## PROBLEM STATEMENT:
In the entries that follow, count each line containing "development" and state the total, nothing more.

START DATASET

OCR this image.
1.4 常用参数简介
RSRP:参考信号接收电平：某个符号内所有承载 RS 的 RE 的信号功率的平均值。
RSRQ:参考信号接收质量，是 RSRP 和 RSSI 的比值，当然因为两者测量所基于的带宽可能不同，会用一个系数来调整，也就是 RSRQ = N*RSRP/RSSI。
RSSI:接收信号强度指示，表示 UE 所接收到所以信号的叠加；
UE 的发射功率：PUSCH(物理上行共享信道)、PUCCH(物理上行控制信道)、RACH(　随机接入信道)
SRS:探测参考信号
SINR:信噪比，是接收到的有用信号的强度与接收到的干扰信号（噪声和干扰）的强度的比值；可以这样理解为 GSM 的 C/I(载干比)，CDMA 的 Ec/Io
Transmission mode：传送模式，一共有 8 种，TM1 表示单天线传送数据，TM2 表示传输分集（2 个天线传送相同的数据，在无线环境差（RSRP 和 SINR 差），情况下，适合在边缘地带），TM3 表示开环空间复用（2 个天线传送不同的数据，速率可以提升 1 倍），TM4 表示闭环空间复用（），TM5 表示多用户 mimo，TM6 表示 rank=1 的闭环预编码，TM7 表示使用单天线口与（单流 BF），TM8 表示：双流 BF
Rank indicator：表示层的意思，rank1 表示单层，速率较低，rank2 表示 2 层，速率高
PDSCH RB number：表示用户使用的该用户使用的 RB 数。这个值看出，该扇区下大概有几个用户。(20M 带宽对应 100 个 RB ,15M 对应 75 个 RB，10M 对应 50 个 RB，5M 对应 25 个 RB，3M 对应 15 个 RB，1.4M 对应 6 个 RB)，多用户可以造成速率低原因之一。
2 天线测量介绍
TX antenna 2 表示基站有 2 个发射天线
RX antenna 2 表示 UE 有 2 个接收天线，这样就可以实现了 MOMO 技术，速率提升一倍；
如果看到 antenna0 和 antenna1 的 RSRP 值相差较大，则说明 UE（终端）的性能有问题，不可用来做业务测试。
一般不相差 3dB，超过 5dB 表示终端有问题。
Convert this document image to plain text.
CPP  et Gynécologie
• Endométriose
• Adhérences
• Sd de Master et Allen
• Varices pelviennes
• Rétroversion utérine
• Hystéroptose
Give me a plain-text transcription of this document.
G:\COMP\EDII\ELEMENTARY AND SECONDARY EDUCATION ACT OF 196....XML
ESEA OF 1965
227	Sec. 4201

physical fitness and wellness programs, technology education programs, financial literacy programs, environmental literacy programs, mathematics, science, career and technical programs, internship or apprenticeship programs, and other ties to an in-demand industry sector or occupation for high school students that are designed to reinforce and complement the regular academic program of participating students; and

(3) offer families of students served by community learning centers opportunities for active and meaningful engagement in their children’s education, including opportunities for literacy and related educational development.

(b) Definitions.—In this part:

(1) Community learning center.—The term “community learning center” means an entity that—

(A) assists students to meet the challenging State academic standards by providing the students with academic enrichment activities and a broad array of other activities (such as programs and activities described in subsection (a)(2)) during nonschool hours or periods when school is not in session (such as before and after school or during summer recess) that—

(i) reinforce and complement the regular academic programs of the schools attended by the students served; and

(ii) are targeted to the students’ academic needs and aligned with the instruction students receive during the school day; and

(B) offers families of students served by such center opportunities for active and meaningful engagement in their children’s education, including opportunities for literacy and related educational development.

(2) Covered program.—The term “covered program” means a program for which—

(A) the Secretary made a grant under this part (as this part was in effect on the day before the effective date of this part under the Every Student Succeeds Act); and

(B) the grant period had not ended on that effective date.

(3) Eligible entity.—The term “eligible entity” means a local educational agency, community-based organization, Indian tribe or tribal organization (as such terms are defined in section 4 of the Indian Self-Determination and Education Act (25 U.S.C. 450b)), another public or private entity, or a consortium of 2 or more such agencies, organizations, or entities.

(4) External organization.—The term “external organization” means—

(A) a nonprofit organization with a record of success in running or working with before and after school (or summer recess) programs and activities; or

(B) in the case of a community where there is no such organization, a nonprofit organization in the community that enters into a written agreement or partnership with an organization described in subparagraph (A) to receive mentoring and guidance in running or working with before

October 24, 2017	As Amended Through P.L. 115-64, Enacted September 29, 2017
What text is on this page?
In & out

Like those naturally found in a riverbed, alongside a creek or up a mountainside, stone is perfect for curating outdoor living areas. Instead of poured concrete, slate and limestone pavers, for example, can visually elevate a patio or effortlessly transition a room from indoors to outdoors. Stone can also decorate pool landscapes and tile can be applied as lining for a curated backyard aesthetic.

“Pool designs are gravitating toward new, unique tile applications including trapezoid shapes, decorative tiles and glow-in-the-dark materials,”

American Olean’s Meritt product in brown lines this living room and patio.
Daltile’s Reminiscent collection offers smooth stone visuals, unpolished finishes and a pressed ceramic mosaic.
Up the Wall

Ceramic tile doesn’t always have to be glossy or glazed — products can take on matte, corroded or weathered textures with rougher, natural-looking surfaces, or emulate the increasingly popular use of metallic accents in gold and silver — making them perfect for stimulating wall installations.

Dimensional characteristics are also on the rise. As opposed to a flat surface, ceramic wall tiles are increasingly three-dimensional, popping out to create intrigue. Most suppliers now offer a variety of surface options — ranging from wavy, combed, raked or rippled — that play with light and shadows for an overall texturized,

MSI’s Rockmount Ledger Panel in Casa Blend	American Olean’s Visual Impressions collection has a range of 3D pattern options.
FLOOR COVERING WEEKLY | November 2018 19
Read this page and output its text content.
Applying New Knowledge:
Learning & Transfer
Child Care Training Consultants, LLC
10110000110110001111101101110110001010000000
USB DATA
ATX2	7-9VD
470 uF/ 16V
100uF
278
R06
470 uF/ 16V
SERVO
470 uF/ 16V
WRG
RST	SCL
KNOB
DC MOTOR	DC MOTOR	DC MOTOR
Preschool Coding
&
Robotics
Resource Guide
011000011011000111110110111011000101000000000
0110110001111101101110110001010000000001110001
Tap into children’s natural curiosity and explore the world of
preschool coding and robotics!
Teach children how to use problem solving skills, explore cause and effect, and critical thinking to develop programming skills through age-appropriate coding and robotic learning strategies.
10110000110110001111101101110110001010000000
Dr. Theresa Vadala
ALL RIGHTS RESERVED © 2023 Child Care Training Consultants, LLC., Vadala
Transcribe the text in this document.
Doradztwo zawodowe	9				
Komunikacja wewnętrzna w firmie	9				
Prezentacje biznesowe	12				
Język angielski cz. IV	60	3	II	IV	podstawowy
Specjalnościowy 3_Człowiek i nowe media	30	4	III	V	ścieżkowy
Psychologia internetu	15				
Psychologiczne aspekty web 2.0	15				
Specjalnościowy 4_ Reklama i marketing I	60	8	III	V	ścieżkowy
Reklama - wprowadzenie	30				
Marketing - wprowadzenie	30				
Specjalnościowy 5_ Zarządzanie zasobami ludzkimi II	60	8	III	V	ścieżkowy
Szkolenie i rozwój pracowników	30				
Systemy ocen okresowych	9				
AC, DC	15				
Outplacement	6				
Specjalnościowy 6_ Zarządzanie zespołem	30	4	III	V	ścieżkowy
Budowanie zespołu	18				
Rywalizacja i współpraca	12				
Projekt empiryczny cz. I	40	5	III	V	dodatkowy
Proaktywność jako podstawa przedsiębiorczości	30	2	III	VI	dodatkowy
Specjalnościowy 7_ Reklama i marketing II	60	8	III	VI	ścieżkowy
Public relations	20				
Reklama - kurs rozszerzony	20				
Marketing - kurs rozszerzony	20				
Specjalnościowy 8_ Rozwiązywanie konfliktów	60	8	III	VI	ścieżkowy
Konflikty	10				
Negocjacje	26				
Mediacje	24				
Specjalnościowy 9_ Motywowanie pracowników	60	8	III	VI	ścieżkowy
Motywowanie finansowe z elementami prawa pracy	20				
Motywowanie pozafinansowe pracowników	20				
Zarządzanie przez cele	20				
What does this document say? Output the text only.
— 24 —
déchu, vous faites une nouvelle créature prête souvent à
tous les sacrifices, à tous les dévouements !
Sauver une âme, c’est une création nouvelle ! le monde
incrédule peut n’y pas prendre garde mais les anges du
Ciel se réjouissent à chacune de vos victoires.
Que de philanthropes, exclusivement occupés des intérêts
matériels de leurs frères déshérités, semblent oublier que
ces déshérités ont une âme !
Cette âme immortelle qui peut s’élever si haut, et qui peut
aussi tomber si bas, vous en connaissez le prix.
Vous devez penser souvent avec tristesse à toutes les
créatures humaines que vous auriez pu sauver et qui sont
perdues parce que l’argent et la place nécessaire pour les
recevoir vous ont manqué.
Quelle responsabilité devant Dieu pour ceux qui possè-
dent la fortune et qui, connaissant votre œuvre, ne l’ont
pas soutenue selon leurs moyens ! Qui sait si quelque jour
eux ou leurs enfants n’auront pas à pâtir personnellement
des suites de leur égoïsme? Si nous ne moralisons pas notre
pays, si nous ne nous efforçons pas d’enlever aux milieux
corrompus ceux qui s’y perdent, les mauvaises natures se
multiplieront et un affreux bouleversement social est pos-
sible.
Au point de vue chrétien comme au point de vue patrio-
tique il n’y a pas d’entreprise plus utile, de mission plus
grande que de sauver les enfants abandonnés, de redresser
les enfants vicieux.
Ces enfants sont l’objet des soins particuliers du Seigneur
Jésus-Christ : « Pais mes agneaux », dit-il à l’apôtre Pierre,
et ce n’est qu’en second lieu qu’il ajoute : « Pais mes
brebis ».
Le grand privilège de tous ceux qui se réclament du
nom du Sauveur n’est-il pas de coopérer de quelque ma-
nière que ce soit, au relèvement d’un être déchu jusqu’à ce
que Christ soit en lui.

END DATASET

## SOLUTION BELOW:
2